▶ **Task details**:
The records below must be retyped exactly.

==================================================

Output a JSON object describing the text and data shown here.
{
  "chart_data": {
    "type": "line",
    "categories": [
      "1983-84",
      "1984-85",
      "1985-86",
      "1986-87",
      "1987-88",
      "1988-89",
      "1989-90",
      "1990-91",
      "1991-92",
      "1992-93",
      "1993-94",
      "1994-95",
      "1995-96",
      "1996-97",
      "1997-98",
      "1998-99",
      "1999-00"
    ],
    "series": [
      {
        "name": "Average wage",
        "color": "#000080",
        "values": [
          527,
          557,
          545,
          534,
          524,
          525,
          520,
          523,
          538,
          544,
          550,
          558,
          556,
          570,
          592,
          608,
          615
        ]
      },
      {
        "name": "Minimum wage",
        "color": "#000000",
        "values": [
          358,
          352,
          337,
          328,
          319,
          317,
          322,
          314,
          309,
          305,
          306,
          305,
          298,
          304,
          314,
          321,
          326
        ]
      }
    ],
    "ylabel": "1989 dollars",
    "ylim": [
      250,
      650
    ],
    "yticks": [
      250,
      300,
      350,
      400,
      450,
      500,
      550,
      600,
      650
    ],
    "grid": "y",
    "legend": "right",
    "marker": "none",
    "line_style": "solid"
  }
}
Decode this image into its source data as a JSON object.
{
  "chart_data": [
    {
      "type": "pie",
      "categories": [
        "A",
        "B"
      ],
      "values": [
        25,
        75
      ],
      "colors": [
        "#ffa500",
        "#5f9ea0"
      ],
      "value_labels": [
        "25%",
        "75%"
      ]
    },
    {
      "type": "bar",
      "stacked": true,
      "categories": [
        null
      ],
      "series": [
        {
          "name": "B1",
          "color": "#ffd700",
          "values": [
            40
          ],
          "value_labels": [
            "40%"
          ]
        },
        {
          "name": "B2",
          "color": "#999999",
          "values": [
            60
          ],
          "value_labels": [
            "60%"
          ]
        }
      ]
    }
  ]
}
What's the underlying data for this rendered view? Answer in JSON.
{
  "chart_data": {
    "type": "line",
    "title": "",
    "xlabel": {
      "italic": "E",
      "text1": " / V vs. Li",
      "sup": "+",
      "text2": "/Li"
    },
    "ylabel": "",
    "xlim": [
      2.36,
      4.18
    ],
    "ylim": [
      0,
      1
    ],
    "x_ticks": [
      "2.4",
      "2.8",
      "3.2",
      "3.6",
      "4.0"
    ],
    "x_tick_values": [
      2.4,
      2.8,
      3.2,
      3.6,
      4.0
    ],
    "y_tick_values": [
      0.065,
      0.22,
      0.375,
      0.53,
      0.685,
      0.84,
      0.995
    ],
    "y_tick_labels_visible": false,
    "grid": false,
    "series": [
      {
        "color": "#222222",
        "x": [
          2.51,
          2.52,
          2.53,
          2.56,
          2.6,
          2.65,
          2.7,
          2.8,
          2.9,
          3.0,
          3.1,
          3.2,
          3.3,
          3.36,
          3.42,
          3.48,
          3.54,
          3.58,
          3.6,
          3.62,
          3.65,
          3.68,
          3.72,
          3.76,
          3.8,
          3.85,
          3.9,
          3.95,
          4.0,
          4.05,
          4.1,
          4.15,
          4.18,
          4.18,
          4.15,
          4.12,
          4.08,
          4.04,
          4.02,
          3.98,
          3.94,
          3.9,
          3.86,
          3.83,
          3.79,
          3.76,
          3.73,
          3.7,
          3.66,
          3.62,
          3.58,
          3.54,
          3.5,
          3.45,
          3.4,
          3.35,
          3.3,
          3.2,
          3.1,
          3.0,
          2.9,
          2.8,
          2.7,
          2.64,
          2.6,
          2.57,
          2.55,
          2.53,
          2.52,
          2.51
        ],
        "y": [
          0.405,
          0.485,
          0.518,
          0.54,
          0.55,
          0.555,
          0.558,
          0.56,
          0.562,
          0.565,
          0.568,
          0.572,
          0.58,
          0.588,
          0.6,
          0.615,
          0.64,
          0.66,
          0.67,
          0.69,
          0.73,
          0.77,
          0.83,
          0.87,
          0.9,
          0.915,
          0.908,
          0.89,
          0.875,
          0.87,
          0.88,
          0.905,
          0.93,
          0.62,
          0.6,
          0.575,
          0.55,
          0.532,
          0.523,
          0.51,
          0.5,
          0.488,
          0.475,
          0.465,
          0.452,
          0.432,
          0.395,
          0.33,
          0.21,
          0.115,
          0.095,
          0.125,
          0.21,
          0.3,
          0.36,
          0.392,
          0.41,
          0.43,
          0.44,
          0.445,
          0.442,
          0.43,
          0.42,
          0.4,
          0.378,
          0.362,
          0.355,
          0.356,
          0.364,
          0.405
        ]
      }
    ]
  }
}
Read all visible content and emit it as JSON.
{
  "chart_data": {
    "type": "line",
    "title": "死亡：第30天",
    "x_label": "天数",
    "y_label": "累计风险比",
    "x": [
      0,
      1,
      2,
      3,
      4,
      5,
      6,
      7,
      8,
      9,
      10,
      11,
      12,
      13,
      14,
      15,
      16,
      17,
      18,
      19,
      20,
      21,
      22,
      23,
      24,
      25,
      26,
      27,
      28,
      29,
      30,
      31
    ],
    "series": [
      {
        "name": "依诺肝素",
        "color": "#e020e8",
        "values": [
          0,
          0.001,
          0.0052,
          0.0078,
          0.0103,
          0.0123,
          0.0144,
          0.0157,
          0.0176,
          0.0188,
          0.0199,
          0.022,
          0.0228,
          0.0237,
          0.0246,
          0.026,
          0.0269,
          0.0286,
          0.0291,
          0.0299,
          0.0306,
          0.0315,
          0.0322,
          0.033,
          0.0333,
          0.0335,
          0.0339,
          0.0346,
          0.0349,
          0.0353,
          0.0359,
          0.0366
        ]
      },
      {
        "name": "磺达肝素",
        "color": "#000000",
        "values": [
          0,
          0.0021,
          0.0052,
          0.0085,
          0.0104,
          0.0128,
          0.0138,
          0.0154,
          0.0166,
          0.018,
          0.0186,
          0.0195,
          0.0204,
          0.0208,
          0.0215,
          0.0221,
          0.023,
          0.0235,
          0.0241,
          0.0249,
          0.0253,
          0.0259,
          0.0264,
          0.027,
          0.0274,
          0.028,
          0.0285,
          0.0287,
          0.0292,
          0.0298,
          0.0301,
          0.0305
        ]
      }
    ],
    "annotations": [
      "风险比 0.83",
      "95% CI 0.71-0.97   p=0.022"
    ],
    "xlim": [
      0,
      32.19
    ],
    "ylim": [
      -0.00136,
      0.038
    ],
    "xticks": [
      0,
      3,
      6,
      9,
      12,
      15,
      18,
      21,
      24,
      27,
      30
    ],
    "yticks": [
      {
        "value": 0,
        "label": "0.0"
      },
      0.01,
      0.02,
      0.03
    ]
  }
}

==================================================

▶ **Exercise answer**:
Output a JSON object describing the text and data shown here.
{
  "chart_data": {
    "type": "line",
    "categories": [
      "1983-84",
      "1984-85",
      "1985-86",
      "1986-87",
      "1987-88",
      "1988-89",
      "1989-90",
      "1990-91",
      "1991-92",
      "1992-93",
      "1993-94",
      "1994-95",
      "1995-96",
      "1996-97",
      "1997-98",
      "1998-99",
      "1999-00"
    ],
    "series": [
      {
        "name": "Average wage",
        "color": "#000080",
        "values": [
          527,
          557,
          545,
          534,
          524,
          525,
          520,
          523,
          538,
          544,
          550,
          558,
          556,
          570,
          592,
          608,
          615
        ]
      },
      {
        "name": "Minimum wage",
        "color": "#000000",
        "values": [
          358,
          352,
          337,
          328,
          319,
          317,
          322,
          314,
          309,
          305,
          306,
          305,
          298,
          304,
          314,
          321,
          326
        ]
      }
    ],
    "ylabel": "1989 dollars",
    "ylim": [
      250,
      650
    ],
    "yticks": [
      250,
      300,
      350,
      400,
      450,
      500,
      550,
      600,
      650
    ],
    "grid": "y",
    "legend": "right",
    "marker": "none",
    "line_style": "solid"
  }
}
Decode this image into its source data as a JSON object.
{
  "chart_data": [
    {
      "type": "pie",
      "categories": [
        "A",
        "B"
      ],
      "values": [
        25,
        75
      ],
      "colors": [
        "#ffa500",
        "#5f9ea0"
      ],
      "value_labels": [
        "25%",
        "75%"
      ]
    },
    {
      "type": "bar",
      "stacked": true,
      "categories": [
        null
      ],
      "series": [
        {
          "name": "B1",
          "color": "#ffd700",
          "values": [
            40
          ],
          "value_labels": [
            "40%"
          ]
        },
        {
          "name": "B2",
          "color": "#999999",
          "values": [
            60
          ],
          "value_labels": [
            "60%"
          ]
        }
      ]
    }
  ]
}
What's the underlying data for this rendered view? Answer in JSON.
{
  "chart_data": {
    "type": "line",
    "title": "",
    "xlabel": {
      "italic": "E",
      "text1": " / V vs. Li",
      "sup": "+",
      "text2": "/Li"
    },
    "ylabel": "",
    "xlim": [
      2.36,
      4.18
    ],
    "ylim": [
      0,
      1
    ],
    "x_ticks": [
      "2.4",
      "2.8",
      "3.2",
      "3.6",
      "4.0"
    ],
    "x_tick_values": [
      2.4,
      2.8,
      3.2,
      3.6,
      4.0
    ],
    "y_tick_values": [
      0.065,
      0.22,
      0.375,
      0.53,
      0.685,
      0.84,
      0.995
    ],
    "y_tick_labels_visible": false,
    "grid": false,
    "series": [
      {
        "color": "#222222",
        "x": [
          2.51,
          2.52,
          2.53,
          2.56,
          2.6,
          2.65,
          2.7,
          2.8,
          2.9,
          3.0,
          3.1,
          3.2,
          3.3,
          3.36,
          3.42,
          3.48,
          3.54,
          3.58,
          3.6,
          3.62,
          3.65,
          3.68,
          3.72,
          3.76,
          3.8,
          3.85,
          3.9,
          3.95,
          4.0,
          4.05,
          4.1,
          4.15,
          4.18,
          4.18,
          4.15,
          4.12,
          4.08,
          4.04,
          4.02,
          3.98,
          3.94,
          3.9,
          3.86,
          3.83,
          3.79,
          3.76,
          3.73,
          3.7,
          3.66,
          3.62,
          3.58,
          3.54,
          3.5,
          3.45,
          3.4,
          3.35,
          3.3,
          3.2,
          3.1,
          3.0,
          2.9,
          2.8,
          2.7,
          2.64,
          2.6,
          2.57,
          2.55,
          2.53,
          2.52,
          2.51
        ],
        "y": [
          0.405,
          0.485,
          0.518,
          0.54,
          0.55,
          0.555,
          0.558,
          0.56,
          0.562,
          0.565,
          0.568,
          0.572,
          0.58,
          0.588,
          0.6,
          0.615,
          0.64,
          0.66,
          0.67,
          0.69,
          0.73,
          0.77,
          0.83,
          0.87,
          0.9,
          0.915,
          0.908,
          0.89,
          0.875,
          0.87,
          0.88,
          0.905,
          0.93,
          0.62,
          0.6,
          0.575,
          0.55,
          0.532,
          0.523,
          0.51,
          0.5,
          0.488,
          0.475,
          0.465,
          0.452,
          0.432,
          0.395,
          0.33,
          0.21,
          0.115,
          0.095,
          0.125,
          0.21,
          0.3,
          0.36,
          0.392,
          0.41,
          0.43,
          0.44,
          0.445,
          0.442,
          0.43,
          0.42,
          0.4,
          0.378,
          0.362,
          0.355,
          0.356,
          0.364,
          0.405
        ]
      }
    ]
  }
}
Read all visible content and emit it as JSON.
{
  "chart_data": {
    "type": "line",
    "title": "死亡：第30天",
    "x_label": "天数",
    "y_label": "累计风险比",
    "x": [
      0,
      1,
      2,
      3,
      4,
      5,
      6,
      7,
      8,
      9,
      10,
      11,
      12,
      13,
      14,
      15,
      16,
      17,
      18,
      19,
      20,
      21,
      22,
      23,
      24,
      25,
      26,
      27,
      28,
      29,
      30,
      31
    ],
    "series": [
      {
        "name": "依诺肝素",
        "color": "#e020e8",
        "values": [
          0,
          0.001,
          0.0052,
          0.0078,
          0.0103,
          0.0123,
          0.0144,
          0.0157,
          0.0176,
          0.0188,
          0.0199,
          0.022,
          0.0228,
          0.0237,
          0.0246,
          0.026,
          0.0269,
          0.0286,
          0.0291,
          0.0299,
          0.0306,
          0.0315,
          0.0322,
          0.033,
          0.0333,
          0.0335,
          0.0339,
          0.0346,
          0.0349,
          0.0353,
          0.0359,
          0.0366
        ]
      },
      {
        "name": "磺达肝素",
        "color": "#000000",
        "values": [
          0,
          0.0021,
          0.0052,
          0.0085,
          0.0104,
          0.0128,
          0.0138,
          0.0154,
          0.0166,
          0.018,
          0.0186,
          0.0195,
          0.0204,
          0.0208,
          0.0215,
          0.0221,
          0.023,
          0.0235,
          0.0241,
          0.0249,
          0.0253,
          0.0259,
          0.0264,
          0.027,
          0.0274,
          0.028,
          0.0285,
          0.0287,
          0.0292,
          0.0298,
          0.0301,
          0.0305
        ]
      }
    ],
    "annotations": [
      "风险比 0.83",
      "95% CI 0.71-0.97   p=0.022"
    ],
    "xlim": [
      0,
      32.19
    ],
    "ylim": [
      -0.00136,
      0.038
    ],
    "xticks": [
      0,
      3,
      6,
      9,
      12,
      15,
      18,
      21,
      24,
      27,
      30
    ],
    "yticks": [
      {
        "value": 0,
        "label": "0.0"
      },
      0.01,
      0.02,
      0.03
    ]
  }
}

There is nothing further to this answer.